AIM OF THE EXERCISE: Output each entry exactly; skip nothing.

RECORDS FOR THE EXERCISE:

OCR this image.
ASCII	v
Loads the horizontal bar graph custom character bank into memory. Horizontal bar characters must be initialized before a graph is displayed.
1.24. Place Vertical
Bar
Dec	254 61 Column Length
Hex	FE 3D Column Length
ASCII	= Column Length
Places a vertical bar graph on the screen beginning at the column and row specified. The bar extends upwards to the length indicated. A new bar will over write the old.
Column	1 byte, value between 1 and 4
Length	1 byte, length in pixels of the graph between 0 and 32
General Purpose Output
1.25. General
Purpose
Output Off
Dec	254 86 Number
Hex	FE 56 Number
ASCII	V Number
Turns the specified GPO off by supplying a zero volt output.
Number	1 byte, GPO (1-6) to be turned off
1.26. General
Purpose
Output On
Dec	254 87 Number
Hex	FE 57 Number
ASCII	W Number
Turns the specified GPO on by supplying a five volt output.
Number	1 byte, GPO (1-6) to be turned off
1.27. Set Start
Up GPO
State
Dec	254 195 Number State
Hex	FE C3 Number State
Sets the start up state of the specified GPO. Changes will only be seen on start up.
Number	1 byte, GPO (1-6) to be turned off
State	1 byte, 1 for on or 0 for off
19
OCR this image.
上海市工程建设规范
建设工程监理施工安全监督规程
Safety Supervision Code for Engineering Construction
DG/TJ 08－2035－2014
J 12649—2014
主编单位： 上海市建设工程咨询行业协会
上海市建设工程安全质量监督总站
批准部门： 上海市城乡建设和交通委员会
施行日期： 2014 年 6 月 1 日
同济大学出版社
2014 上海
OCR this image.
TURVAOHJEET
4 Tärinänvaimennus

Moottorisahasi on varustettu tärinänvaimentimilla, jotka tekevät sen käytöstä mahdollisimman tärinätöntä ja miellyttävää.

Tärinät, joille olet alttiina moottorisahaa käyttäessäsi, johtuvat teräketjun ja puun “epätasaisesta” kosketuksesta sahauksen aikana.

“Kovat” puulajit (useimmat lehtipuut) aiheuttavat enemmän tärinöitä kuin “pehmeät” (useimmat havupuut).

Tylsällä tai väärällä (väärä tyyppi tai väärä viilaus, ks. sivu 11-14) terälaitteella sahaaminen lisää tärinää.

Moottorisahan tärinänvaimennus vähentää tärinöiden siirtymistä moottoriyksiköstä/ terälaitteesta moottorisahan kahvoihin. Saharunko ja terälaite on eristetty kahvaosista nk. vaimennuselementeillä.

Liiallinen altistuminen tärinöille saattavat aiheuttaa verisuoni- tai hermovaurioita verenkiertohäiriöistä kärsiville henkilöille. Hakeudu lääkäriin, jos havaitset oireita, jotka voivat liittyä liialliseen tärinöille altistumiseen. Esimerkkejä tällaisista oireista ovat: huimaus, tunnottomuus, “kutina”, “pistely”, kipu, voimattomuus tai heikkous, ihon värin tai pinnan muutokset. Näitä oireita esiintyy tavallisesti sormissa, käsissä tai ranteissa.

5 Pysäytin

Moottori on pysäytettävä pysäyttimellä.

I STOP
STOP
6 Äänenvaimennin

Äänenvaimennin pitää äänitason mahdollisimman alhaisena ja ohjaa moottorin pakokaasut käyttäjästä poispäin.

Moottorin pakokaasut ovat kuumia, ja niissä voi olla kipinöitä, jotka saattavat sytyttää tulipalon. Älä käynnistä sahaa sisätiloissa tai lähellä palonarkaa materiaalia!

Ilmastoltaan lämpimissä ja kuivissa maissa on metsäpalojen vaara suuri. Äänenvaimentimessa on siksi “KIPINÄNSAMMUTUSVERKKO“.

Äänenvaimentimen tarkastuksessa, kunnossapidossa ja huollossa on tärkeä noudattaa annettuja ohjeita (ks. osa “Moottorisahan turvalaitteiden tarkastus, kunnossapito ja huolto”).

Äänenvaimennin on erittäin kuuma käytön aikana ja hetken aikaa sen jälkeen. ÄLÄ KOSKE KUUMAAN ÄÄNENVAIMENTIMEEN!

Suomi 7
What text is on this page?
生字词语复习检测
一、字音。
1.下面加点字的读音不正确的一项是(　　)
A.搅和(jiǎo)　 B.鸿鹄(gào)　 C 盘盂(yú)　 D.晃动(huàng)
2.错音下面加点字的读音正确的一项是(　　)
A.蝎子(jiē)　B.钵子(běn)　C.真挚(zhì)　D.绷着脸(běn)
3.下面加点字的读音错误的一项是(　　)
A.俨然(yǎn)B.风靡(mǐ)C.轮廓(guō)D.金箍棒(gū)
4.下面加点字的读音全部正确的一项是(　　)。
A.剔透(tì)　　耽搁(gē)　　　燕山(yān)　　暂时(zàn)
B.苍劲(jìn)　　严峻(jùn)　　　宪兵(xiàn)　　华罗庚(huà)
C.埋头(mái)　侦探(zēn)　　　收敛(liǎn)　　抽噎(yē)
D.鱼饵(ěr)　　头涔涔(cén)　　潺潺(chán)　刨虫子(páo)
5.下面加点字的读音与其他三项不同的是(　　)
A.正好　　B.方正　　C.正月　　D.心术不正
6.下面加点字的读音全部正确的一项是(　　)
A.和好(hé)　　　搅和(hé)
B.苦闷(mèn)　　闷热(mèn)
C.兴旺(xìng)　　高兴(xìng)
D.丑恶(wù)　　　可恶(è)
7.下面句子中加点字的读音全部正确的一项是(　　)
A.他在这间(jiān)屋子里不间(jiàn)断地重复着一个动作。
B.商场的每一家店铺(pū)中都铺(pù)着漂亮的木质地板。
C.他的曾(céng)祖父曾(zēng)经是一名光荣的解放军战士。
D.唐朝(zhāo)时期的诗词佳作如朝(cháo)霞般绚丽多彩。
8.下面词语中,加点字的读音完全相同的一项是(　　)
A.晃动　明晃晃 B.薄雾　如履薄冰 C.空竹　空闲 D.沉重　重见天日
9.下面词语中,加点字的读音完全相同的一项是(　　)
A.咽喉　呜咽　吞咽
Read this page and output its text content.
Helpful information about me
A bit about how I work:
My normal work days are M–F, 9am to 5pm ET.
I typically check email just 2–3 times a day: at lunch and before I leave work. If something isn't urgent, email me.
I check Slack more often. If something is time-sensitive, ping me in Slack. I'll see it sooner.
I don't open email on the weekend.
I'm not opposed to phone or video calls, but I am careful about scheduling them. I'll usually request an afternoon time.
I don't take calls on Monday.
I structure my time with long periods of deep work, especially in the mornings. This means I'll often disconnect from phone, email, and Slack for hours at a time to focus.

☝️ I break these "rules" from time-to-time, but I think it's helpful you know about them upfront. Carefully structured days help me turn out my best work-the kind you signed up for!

EXERCISE SOLUTION:
OCR this image.
ASCII	v
Loads the horizontal bar graph custom character bank into memory. Horizontal bar characters must be initialized before a graph is displayed.
1.24. Place Vertical
Bar
Dec	254 61 Column Length
Hex	FE 3D Column Length
ASCII	= Column Length
Places a vertical bar graph on the screen beginning at the column and row specified. The bar extends upwards to the length indicated. A new bar will over write the old.
Column	1 byte, value between 1 and 4
Length	1 byte, length in pixels of the graph between 0 and 32
General Purpose Output
1.25. General
Purpose
Output Off
Dec	254 86 Number
Hex	FE 56 Number
ASCII	V Number
Turns the specified GPO off by supplying a zero volt output.
Number	1 byte, GPO (1-6) to be turned off
1.26. General
Purpose
Output On
Dec	254 87 Number
Hex	FE 57 Number
ASCII	W Number
Turns the specified GPO on by supplying a five volt output.
Number	1 byte, GPO (1-6) to be turned off
1.27. Set Start
Up GPO
State
Dec	254 195 Number State
Hex	FE C3 Number State
Sets the start up state of the specified GPO. Changes will only be seen on start up.
Number	1 byte, GPO (1-6) to be turned off
State	1 byte, 1 for on or 0 for off
19
OCR this image.
上海市工程建设规范
建设工程监理施工安全监督规程
Safety Supervision Code for Engineering Construction
DG/TJ 08－2035－2014
J 12649—2014
主编单位： 上海市建设工程咨询行业协会
上海市建设工程安全质量监督总站
批准部门： 上海市城乡建设和交通委员会
施行日期： 2014 年 6 月 1 日
同济大学出版社
2014 上海
OCR this image.
TURVAOHJEET
4 Tärinänvaimennus

Moottorisahasi on varustettu tärinänvaimentimilla, jotka tekevät sen käytöstä mahdollisimman tärinätöntä ja miellyttävää.

Tärinät, joille olet alttiina moottorisahaa käyttäessäsi, johtuvat teräketjun ja puun “epätasaisesta” kosketuksesta sahauksen aikana.

“Kovat” puulajit (useimmat lehtipuut) aiheuttavat enemmän tärinöitä kuin “pehmeät” (useimmat havupuut).

Tylsällä tai väärällä (väärä tyyppi tai väärä viilaus, ks. sivu 11-14) terälaitteella sahaaminen lisää tärinää.

Moottorisahan tärinänvaimennus vähentää tärinöiden siirtymistä moottoriyksiköstä/ terälaitteesta moottorisahan kahvoihin. Saharunko ja terälaite on eristetty kahvaosista nk. vaimennuselementeillä.

Liiallinen altistuminen tärinöille saattavat aiheuttaa verisuoni- tai hermovaurioita verenkiertohäiriöistä kärsiville henkilöille. Hakeudu lääkäriin, jos havaitset oireita, jotka voivat liittyä liialliseen tärinöille altistumiseen. Esimerkkejä tällaisista oireista ovat: huimaus, tunnottomuus, “kutina”, “pistely”, kipu, voimattomuus tai heikkous, ihon värin tai pinnan muutokset. Näitä oireita esiintyy tavallisesti sormissa, käsissä tai ranteissa.

5 Pysäytin

Moottori on pysäytettävä pysäyttimellä.

I STOP
STOP
6 Äänenvaimennin

Äänenvaimennin pitää äänitason mahdollisimman alhaisena ja ohjaa moottorin pakokaasut käyttäjästä poispäin.

Moottorin pakokaasut ovat kuumia, ja niissä voi olla kipinöitä, jotka saattavat sytyttää tulipalon. Älä käynnistä sahaa sisätiloissa tai lähellä palonarkaa materiaalia!

Ilmastoltaan lämpimissä ja kuivissa maissa on metsäpalojen vaara suuri. Äänenvaimentimessa on siksi “KIPINÄNSAMMUTUSVERKKO“.

Äänenvaimentimen tarkastuksessa, kunnossapidossa ja huollossa on tärkeä noudattaa annettuja ohjeita (ks. osa “Moottorisahan turvalaitteiden tarkastus, kunnossapito ja huolto”).

Äänenvaimennin on erittäin kuuma käytön aikana ja hetken aikaa sen jälkeen. ÄLÄ KOSKE KUUMAAN ÄÄNENVAIMENTIMEEN!

Suomi 7
What text is on this page?
生字词语复习检测
一、字音。
1.下面加点字的读音不正确的一项是(　　)
A.搅和(jiǎo)　 B.鸿鹄(gào)　 C 盘盂(yú)　 D.晃动(huàng)
2.错音下面加点字的读音正确的一项是(　　)
A.蝎子(jiē)　B.钵子(běn)　C.真挚(zhì)　D.绷着脸(běn)
3.下面加点字的读音错误的一项是(　　)
A.俨然(yǎn)B.风靡(mǐ)C.轮廓(guō)D.金箍棒(gū)
4.下面加点字的读音全部正确的一项是(　　)。
A.剔透(tì)　　耽搁(gē)　　　燕山(yān)　　暂时(zàn)
B.苍劲(jìn)　　严峻(jùn)　　　宪兵(xiàn)　　华罗庚(huà)
C.埋头(mái)　侦探(zēn)　　　收敛(liǎn)　　抽噎(yē)
D.鱼饵(ěr)　　头涔涔(cén)　　潺潺(chán)　刨虫子(páo)
5.下面加点字的读音与其他三项不同的是(　　)
A.正好　　B.方正　　C.正月　　D.心术不正
6.下面加点字的读音全部正确的一项是(　　)
A.和好(hé)　　　搅和(hé)
B.苦闷(mèn)　　闷热(mèn)
C.兴旺(xìng)　　高兴(xìng)
D.丑恶(wù)　　　可恶(è)
7.下面句子中加点字的读音全部正确的一项是(　　)
A.他在这间(jiān)屋子里不间(jiàn)断地重复着一个动作。
B.商场的每一家店铺(pū)中都铺(pù)着漂亮的木质地板。
C.他的曾(céng)祖父曾(zēng)经是一名光荣的解放军战士。
D.唐朝(zhāo)时期的诗词佳作如朝(cháo)霞般绚丽多彩。
8.下面词语中,加点字的读音完全相同的一项是(　　)
A.晃动　明晃晃 B.薄雾　如履薄冰 C.空竹　空闲 D.沉重　重见天日
9.下面词语中,加点字的读音完全相同的一项是(　　)
A.咽喉　呜咽　吞咽
Read this page and output its text content.
Helpful information about me
A bit about how I work:
My normal work days are M–F, 9am to 5pm ET.
I typically check email just 2–3 times a day: at lunch and before I leave work. If something isn't urgent, email me.
I check Slack more often. If something is time-sensitive, ping me in Slack. I'll see it sooner.
I don't open email on the weekend.
I'm not opposed to phone or video calls, but I am careful about scheduling them. I'll usually request an afternoon time.
I don't take calls on Monday.
I structure my time with long periods of deep work, especially in the mornings. This means I'll often disconnect from phone, email, and Slack for hours at a time to focus.

☝️ I break these "rules" from time-to-time, but I think it's helpful you know about them upfront. Carefully structured days help me turn out my best work-the kind you signed up for!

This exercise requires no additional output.